++++ EXTRACTED ENTRIES
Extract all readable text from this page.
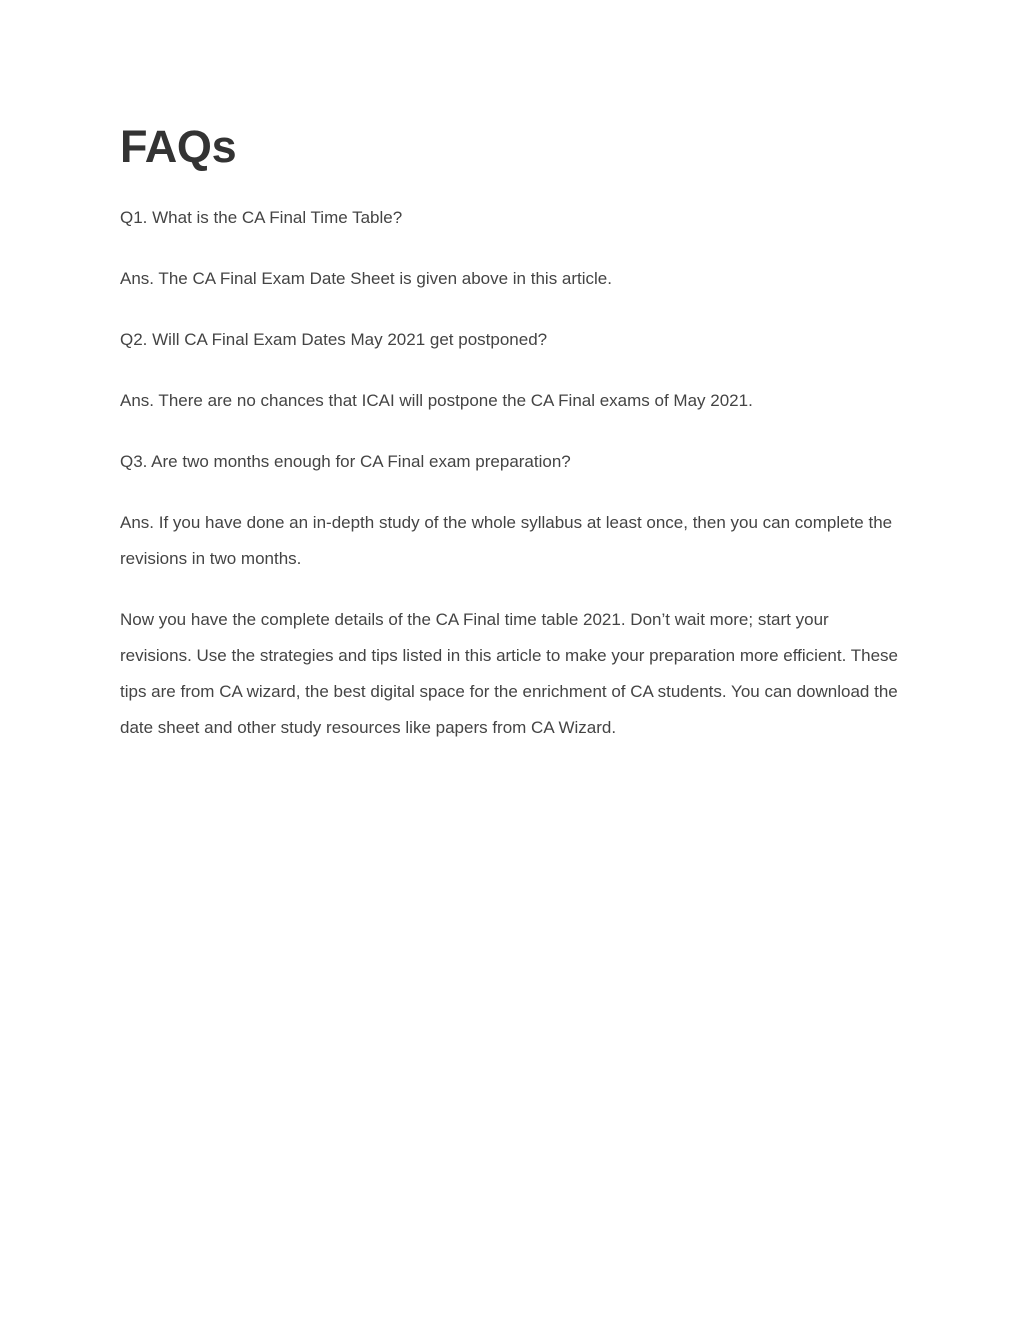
FAQs

Q1. What is the CA Final Time Table?

Ans. The CA Final Exam Date Sheet is given above in this article.

Q2. Will CA Final Exam Dates May 2021 get postponed?

Ans. There are no chances that ICAI will postpone the CA Final exams of May 2021.

Q3. Are two months enough for CA Final exam preparation?

Ans. If you have done an in-depth study of the whole syllabus at least once, then you can complete the revisions in two months.

Now you have the complete details of the CA Final time table 2021. Don’t wait more; start your revisions. Use the strategies and tips listed in this article to make your preparation more efficient. These tips are from CA wizard, the best digital space for the enrichment of CA students. You can download the date sheet and other study resources like papers from CA Wizard.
++++++++
Pictures are not part of the copy; output everything else in the records exactly.

Extract all readable text from this page.
FAQs

Q1. What is the CA Final Time Table?

Ans. The CA Final Exam Date Sheet is given above in this article.

Q2. Will CA Final Exam Dates May 2021 get postponed?

Ans. There are no chances that ICAI will postpone the CA Final exams of May 2021.

Q3. Are two months enough for CA Final exam preparation?

Ans. If you have done an in-depth study of the whole syllabus at least once, then you can complete the revisions in two months.

Now you have the complete details of the CA Final time table 2021. Don’t wait more; start your revisions. Use the strategies and tips listed in this article to make your preparation more efficient. These tips are from CA wizard, the best digital space for the enrichment of CA students. You can download the date sheet and other study resources like papers from CA Wizard.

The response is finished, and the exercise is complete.